►

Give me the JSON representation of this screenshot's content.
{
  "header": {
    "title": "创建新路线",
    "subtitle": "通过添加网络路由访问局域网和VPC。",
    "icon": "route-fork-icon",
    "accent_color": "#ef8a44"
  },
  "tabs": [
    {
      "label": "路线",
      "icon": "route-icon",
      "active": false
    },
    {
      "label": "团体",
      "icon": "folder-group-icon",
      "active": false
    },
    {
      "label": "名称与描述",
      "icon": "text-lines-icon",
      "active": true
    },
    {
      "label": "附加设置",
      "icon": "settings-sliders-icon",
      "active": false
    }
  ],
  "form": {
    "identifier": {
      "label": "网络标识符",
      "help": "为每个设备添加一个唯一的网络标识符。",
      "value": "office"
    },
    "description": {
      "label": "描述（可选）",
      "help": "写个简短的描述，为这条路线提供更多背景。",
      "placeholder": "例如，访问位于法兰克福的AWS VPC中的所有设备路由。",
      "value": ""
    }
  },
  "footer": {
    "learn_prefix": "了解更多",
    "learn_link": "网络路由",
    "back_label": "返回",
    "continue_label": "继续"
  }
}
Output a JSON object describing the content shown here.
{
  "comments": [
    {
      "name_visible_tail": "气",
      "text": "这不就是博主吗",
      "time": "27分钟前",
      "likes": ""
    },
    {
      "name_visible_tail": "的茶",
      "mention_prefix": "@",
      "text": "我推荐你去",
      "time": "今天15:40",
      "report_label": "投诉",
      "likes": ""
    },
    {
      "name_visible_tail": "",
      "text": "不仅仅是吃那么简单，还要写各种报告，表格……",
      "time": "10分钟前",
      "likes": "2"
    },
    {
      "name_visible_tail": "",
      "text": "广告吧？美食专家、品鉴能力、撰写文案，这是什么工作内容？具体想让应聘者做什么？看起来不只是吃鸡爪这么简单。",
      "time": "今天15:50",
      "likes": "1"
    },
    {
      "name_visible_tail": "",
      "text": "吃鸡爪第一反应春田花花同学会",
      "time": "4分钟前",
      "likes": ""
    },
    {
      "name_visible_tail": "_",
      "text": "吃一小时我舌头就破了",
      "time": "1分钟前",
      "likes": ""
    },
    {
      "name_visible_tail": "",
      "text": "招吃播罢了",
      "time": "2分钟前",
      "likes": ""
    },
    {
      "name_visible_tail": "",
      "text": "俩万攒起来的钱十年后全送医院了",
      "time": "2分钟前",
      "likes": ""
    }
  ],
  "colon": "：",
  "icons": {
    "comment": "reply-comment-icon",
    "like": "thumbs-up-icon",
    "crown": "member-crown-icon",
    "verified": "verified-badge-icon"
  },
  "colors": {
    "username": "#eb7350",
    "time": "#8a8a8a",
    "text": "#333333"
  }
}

◄

**Task**
Print out the whole listing exactly as it appears.

**Task solution**
Give me the JSON representation of this screenshot's content.
{
  "header": {
    "title": "创建新路线",
    "subtitle": "通过添加网络路由访问局域网和VPC。",
    "icon": "route-fork-icon",
    "accent_color": "#ef8a44"
  },
  "tabs": [
    {
      "label": "路线",
      "icon": "route-icon",
      "active": false
    },
    {
      "label": "团体",
      "icon": "folder-group-icon",
      "active": false
    },
    {
      "label": "名称与描述",
      "icon": "text-lines-icon",
      "active": true
    },
    {
      "label": "附加设置",
      "icon": "settings-sliders-icon",
      "active": false
    }
  ],
  "form": {
    "identifier": {
      "label": "网络标识符",
      "help": "为每个设备添加一个唯一的网络标识符。",
      "value": "office"
    },
    "description": {
      "label": "描述（可选）",
      "help": "写个简短的描述，为这条路线提供更多背景。",
      "placeholder": "例如，访问位于法兰克福的AWS VPC中的所有设备路由。",
      "value": ""
    }
  },
  "footer": {
    "learn_prefix": "了解更多",
    "learn_link": "网络路由",
    "back_label": "返回",
    "continue_label": "继续"
  }
}
Output a JSON object describing the content shown here.
{
  "comments": [
    {
      "name_visible_tail": "气",
      "text": "这不就是博主吗",
      "time": "27分钟前",
      "likes": ""
    },
    {
      "name_visible_tail": "的茶",
      "mention_prefix": "@",
      "text": "我推荐你去",
      "time": "今天15:40",
      "report_label": "投诉",
      "likes": ""
    },
    {
      "name_visible_tail": "",
      "text": "不仅仅是吃那么简单，还要写各种报告，表格……",
      "time": "10分钟前",
      "likes": "2"
    },
    {
      "name_visible_tail": "",
      "text": "广告吧？美食专家、品鉴能力、撰写文案，这是什么工作内容？具体想让应聘者做什么？看起来不只是吃鸡爪这么简单。",
      "time": "今天15:50",
      "likes": "1"
    },
    {
      "name_visible_tail": "",
      "text": "吃鸡爪第一反应春田花花同学会",
      "time": "4分钟前",
      "likes": ""
    },
    {
      "name_visible_tail": "_",
      "text": "吃一小时我舌头就破了",
      "time": "1分钟前",
      "likes": ""
    },
    {
      "name_visible_tail": "",
      "text": "招吃播罢了",
      "time": "2分钟前",
      "likes": ""
    },
    {
      "name_visible_tail": "",
      "text": "俩万攒起来的钱十年后全送医院了",
      "time": "2分钟前",
      "likes": ""
    }
  ],
  "colon": "：",
  "icons": {
    "comment": "reply-comment-icon",
    "like": "thumbs-up-icon",
    "crown": "member-crown-icon",
    "verified": "verified-badge-icon"
  },
  "colors": {
    "username": "#eb7350",
    "time": "#8a8a8a",
    "text": "#333333"
  }
}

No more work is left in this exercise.